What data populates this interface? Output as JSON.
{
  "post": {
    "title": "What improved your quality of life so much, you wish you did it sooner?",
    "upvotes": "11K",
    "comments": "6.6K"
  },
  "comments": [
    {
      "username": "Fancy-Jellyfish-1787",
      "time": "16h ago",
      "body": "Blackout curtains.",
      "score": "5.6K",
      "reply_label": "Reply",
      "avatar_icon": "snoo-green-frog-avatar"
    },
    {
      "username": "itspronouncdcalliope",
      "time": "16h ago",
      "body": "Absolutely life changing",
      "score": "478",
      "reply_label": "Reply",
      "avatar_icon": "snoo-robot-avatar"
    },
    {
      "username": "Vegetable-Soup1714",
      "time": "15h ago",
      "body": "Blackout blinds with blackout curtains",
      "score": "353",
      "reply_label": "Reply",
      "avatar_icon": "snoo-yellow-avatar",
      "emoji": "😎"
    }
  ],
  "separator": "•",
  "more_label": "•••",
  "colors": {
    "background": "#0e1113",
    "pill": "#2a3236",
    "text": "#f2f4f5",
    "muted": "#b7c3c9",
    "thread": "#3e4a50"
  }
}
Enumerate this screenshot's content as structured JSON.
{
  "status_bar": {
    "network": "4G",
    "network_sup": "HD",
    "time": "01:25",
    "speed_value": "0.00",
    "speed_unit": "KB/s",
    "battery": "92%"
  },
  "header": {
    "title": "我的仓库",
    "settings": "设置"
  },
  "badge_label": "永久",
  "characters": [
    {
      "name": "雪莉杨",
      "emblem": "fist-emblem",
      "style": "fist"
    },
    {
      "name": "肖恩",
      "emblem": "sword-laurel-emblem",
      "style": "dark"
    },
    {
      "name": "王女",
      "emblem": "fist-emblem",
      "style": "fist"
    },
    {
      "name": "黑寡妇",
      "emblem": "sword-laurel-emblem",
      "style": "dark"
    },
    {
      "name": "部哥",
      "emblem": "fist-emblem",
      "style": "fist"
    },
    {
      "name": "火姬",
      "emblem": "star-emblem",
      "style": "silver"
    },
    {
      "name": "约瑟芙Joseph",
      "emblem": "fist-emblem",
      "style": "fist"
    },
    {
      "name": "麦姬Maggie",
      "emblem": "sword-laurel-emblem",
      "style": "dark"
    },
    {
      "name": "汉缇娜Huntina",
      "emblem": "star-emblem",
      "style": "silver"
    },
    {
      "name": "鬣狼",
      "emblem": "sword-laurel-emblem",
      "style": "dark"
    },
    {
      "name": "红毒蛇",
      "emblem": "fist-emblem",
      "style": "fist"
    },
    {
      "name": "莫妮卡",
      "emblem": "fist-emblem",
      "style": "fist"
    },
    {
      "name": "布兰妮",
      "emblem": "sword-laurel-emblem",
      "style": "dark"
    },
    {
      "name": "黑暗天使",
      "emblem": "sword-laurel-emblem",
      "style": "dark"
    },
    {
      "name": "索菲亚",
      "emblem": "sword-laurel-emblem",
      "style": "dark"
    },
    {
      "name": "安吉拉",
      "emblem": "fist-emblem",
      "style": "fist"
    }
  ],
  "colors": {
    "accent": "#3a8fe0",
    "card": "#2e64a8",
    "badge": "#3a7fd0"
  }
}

...

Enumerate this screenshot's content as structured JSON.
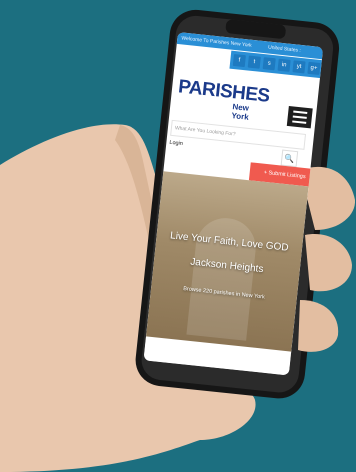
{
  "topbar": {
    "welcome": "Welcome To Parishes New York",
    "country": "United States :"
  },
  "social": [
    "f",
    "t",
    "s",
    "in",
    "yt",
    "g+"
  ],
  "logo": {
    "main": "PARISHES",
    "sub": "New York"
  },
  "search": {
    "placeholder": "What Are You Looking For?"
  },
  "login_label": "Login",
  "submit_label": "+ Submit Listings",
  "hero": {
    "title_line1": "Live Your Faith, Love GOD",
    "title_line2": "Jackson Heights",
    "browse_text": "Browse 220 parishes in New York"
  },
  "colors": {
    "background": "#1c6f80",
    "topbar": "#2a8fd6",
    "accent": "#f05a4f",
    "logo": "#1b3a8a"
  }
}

--

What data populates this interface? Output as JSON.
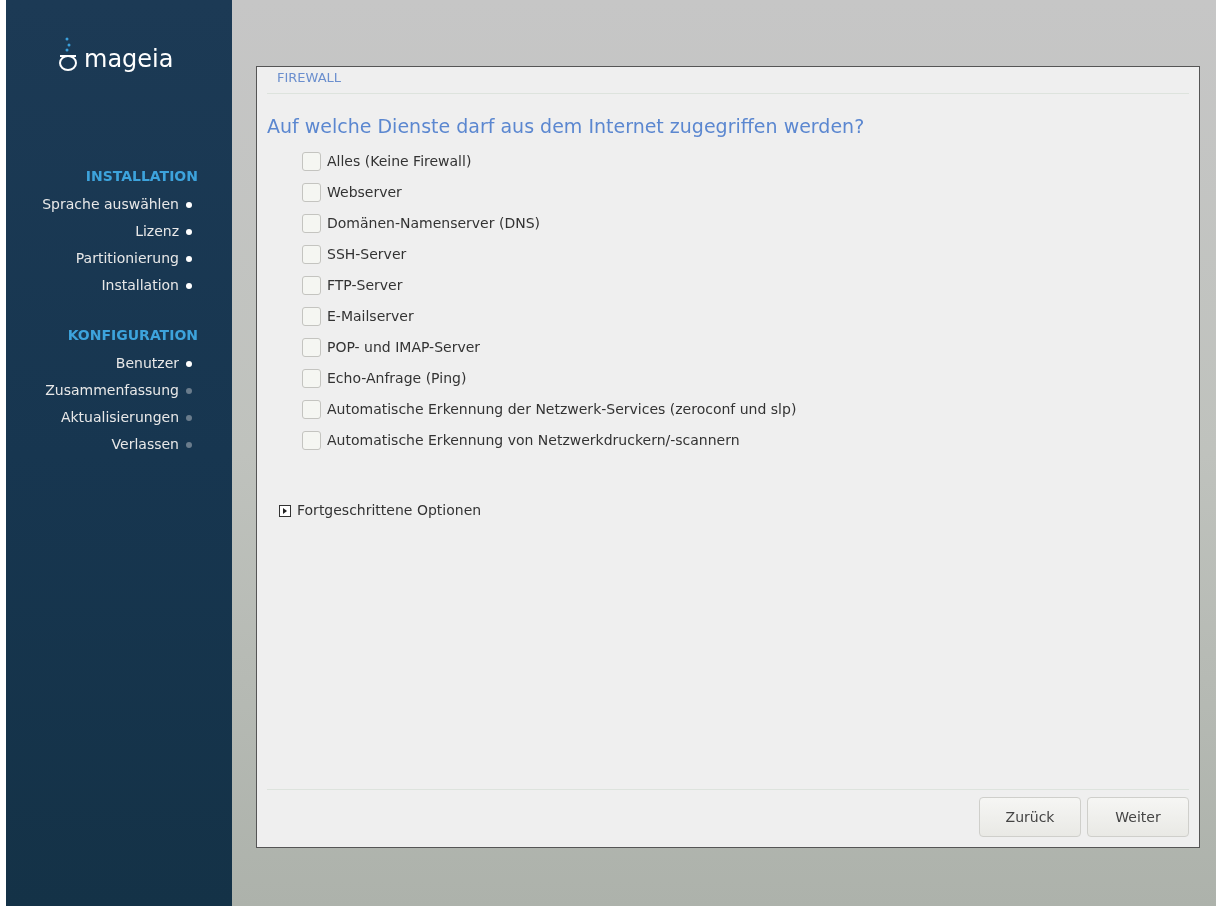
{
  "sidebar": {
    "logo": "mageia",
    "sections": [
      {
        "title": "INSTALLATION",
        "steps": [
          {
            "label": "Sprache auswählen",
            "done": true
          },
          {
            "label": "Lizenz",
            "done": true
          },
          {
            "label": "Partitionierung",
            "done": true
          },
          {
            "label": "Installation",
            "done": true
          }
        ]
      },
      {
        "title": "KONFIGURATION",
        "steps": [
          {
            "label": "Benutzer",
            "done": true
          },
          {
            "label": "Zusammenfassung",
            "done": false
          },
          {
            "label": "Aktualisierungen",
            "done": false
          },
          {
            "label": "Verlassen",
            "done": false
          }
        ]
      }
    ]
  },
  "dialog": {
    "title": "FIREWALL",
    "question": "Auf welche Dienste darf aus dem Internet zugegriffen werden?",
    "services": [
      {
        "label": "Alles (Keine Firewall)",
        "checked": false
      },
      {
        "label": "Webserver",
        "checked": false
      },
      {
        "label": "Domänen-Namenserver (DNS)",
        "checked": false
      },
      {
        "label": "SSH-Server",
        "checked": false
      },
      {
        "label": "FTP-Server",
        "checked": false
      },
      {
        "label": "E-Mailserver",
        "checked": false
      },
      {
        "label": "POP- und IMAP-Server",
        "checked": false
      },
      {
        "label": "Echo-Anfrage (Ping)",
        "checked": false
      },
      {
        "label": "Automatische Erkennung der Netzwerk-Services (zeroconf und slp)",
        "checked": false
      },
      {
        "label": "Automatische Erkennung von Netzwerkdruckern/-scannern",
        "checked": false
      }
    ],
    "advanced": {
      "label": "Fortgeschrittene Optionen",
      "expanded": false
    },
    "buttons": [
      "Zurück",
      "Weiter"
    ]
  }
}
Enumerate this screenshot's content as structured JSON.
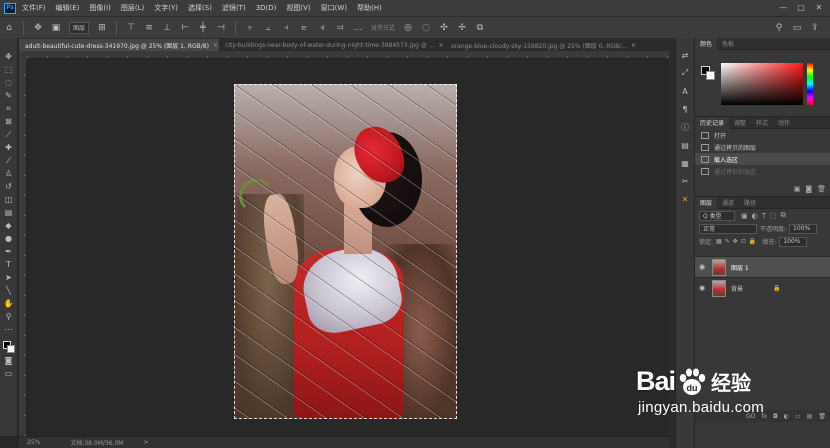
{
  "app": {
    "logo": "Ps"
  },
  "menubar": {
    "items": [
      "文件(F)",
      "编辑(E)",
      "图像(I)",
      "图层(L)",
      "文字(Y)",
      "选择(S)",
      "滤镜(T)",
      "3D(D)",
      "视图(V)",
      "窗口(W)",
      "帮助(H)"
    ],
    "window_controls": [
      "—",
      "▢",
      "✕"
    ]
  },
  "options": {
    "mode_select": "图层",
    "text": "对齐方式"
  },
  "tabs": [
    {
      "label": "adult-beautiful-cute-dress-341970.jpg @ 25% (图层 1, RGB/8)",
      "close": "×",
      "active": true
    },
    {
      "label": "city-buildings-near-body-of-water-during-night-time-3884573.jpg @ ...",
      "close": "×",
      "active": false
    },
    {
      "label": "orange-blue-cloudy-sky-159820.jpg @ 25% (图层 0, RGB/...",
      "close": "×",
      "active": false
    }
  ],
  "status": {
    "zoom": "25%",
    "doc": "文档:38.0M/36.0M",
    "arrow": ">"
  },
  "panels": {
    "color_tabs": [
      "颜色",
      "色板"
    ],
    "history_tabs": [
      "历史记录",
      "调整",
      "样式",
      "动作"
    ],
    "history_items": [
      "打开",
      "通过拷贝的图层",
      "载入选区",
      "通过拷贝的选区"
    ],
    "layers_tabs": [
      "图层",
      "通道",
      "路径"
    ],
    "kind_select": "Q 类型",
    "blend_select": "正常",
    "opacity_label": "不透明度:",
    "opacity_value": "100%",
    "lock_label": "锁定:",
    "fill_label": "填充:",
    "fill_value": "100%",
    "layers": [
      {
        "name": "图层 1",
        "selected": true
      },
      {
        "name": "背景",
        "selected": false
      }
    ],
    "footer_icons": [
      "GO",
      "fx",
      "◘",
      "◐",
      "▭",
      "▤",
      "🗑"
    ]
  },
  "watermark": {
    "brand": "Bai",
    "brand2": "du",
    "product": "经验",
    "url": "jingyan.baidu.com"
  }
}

• [Work to complete]:
Copy every line above in which the string "snoo" shows up.

• [Exercise result]:
      "avatar_icon": "snoo-green-frog-avatar"
      "avatar_icon": "snoo-robot-avatar"
      "avatar_icon": "snoo-yellow-avatar",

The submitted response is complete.